§ Short problem
Pull out every line in the records below that contains the string "green", and copy each one. Case counts.
-- Begin Records --
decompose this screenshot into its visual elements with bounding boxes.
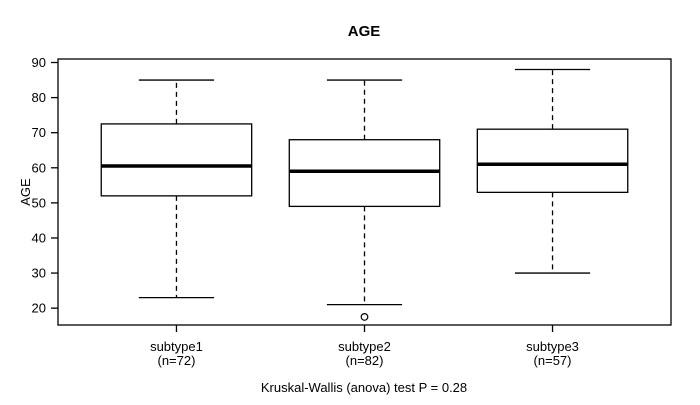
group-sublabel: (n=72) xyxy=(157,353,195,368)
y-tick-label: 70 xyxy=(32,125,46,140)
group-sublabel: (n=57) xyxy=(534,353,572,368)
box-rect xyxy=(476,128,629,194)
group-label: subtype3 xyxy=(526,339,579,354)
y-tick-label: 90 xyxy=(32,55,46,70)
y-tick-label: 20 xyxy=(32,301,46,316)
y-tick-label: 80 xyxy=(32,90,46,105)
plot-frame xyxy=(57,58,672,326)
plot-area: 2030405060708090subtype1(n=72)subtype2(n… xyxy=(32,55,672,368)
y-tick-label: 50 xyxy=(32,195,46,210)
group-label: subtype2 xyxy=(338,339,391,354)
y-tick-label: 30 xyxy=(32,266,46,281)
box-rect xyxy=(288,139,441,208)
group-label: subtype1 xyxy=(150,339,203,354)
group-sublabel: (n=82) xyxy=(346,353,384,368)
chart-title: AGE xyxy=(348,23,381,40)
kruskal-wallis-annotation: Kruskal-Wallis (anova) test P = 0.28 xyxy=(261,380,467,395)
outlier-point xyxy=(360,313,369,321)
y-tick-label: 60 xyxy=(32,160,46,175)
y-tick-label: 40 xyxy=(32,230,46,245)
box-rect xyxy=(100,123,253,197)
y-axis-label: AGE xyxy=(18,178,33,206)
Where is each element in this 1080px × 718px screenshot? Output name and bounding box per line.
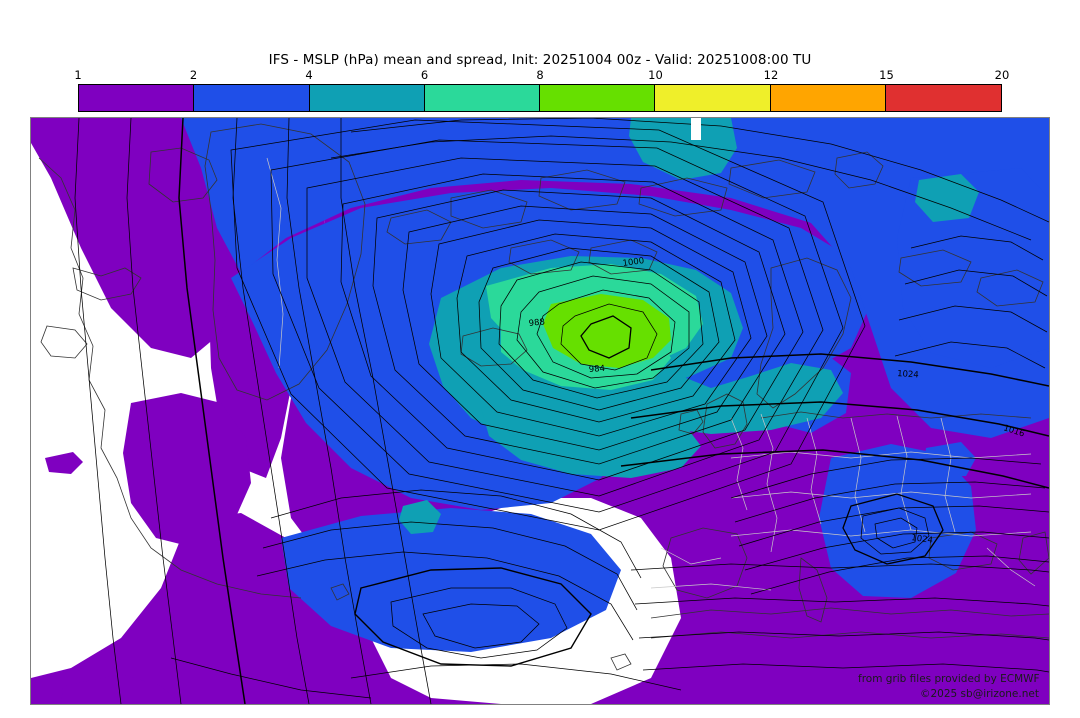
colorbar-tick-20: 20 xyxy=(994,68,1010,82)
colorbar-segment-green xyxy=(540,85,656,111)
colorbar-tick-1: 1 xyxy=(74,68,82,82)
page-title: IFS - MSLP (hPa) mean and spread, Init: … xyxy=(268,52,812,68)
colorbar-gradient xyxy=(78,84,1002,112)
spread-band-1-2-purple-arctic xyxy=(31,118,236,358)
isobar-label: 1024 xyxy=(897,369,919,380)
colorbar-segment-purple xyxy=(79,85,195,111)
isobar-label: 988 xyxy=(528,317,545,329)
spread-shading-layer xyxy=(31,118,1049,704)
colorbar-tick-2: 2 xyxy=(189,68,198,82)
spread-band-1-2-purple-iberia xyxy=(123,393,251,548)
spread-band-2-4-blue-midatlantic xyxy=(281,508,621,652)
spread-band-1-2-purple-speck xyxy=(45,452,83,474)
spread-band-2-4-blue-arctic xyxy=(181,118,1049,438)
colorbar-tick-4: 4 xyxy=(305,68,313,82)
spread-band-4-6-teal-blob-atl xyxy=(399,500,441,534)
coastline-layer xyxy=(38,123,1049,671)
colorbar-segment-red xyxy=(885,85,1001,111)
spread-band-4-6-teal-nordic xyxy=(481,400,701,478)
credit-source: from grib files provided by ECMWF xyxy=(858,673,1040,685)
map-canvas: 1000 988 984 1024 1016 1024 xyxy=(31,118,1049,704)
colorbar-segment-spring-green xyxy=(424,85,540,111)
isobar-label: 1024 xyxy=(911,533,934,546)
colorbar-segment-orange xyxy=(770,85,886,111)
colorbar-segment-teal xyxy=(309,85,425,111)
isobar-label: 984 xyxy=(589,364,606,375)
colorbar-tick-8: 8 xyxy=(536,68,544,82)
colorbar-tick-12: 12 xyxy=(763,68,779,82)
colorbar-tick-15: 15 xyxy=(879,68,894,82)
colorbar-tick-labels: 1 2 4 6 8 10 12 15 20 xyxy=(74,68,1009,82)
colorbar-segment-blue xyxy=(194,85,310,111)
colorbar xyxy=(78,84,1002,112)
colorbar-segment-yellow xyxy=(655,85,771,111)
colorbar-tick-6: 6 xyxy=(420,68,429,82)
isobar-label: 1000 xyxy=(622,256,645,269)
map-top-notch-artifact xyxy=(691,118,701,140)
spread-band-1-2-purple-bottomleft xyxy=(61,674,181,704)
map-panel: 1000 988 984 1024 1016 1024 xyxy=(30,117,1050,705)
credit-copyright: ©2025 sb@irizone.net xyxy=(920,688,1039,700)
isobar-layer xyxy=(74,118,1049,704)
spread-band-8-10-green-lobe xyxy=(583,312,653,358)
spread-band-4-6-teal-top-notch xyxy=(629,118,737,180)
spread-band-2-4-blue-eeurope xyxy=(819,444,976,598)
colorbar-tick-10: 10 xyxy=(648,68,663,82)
-- End Records --
-- Begin Records --
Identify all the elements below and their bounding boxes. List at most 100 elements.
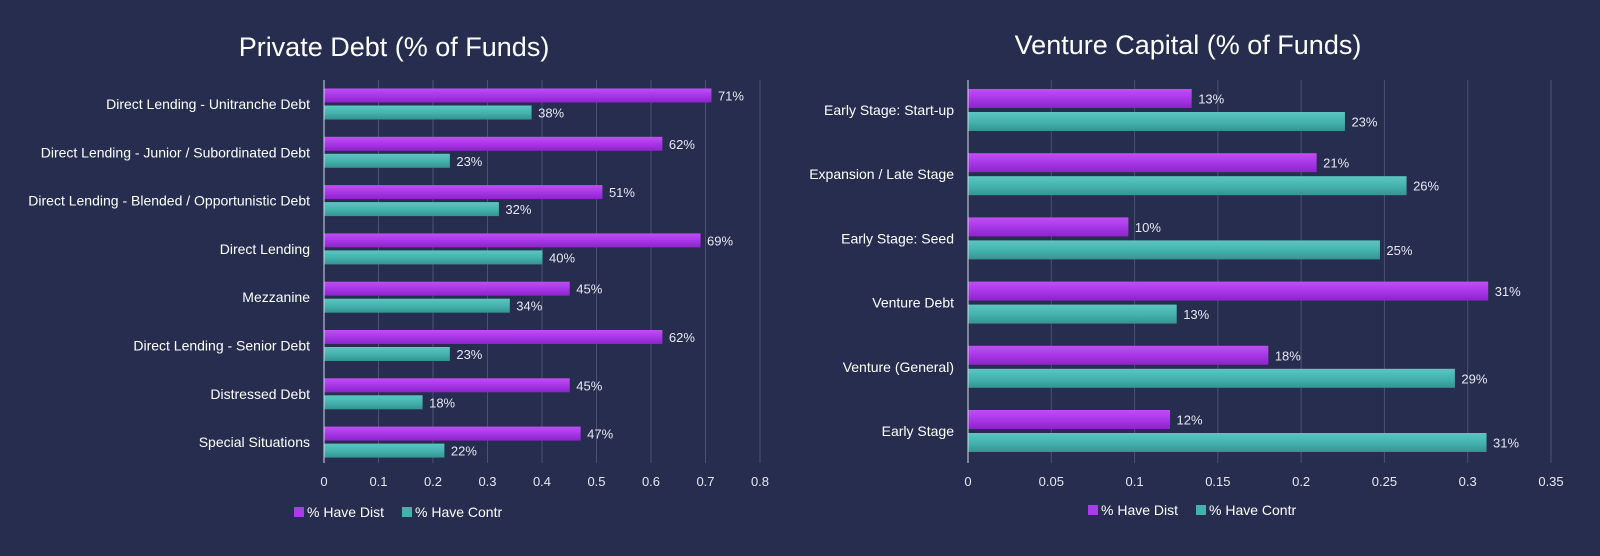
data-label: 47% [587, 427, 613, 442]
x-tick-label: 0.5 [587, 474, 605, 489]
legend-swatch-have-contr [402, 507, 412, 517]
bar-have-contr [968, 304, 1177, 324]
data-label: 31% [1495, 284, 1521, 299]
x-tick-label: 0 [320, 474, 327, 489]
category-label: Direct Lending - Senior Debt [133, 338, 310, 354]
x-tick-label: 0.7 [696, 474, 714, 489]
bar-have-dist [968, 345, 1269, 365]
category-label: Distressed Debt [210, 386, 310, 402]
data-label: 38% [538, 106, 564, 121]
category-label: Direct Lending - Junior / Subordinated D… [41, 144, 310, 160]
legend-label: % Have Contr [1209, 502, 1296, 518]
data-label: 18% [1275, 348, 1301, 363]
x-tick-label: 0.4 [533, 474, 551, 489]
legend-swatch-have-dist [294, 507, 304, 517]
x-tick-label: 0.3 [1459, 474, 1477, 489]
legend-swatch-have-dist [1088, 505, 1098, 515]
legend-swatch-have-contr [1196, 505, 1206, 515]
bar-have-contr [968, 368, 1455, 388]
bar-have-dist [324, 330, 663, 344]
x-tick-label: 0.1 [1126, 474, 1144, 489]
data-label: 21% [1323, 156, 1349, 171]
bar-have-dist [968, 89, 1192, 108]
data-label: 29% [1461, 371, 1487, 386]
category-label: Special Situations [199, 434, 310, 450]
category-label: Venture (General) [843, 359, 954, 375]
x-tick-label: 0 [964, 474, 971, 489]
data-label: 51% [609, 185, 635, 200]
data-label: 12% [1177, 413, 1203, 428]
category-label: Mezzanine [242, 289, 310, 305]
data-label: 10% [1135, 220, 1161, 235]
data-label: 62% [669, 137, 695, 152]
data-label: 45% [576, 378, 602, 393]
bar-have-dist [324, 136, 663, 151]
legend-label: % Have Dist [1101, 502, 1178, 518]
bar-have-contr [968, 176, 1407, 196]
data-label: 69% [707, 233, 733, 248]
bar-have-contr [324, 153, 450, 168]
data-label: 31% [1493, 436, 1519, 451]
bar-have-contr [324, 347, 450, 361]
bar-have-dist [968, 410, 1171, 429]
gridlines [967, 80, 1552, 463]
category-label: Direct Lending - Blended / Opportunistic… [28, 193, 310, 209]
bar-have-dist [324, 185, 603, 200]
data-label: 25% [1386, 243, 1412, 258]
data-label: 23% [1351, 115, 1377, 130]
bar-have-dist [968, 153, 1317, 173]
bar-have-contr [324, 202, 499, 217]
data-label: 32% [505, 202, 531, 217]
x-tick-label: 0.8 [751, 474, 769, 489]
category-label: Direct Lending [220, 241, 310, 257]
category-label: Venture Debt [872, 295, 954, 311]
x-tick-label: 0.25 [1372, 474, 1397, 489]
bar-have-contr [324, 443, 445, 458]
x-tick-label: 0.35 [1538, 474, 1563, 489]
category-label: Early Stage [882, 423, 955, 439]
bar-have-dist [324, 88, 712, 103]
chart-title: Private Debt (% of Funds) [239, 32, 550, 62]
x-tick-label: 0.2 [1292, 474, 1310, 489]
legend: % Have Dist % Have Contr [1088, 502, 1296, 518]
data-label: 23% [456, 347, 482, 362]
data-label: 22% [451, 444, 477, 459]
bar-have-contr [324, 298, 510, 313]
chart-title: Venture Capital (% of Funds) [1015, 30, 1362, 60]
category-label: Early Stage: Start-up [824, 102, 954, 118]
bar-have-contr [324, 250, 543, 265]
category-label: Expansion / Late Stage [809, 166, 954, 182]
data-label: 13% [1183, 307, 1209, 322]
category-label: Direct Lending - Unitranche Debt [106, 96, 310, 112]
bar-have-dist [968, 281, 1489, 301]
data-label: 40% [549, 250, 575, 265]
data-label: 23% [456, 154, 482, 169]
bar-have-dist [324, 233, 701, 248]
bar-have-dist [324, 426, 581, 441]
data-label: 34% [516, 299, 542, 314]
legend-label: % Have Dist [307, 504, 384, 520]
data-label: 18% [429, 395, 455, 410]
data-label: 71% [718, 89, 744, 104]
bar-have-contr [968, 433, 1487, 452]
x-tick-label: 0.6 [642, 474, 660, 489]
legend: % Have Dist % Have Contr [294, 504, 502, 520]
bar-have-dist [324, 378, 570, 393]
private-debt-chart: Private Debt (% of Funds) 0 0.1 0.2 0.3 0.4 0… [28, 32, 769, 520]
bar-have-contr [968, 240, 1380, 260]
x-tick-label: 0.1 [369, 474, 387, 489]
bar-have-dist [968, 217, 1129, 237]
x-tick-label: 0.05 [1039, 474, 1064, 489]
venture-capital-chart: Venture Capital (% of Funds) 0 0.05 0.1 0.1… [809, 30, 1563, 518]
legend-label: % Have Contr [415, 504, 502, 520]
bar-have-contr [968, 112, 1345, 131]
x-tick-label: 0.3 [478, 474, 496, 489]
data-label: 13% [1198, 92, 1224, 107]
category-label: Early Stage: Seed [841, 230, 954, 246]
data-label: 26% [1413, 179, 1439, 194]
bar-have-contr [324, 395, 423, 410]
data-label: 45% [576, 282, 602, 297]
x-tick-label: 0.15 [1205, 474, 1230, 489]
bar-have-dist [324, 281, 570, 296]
-- End Records --
§ Output of the task
colorbar-segment-green xyxy=(540,85,656,111)
colorbar-segment-spring-green xyxy=(424,85,540,111)
spread-band-8-10-green-lobe xyxy=(583,312,653,358)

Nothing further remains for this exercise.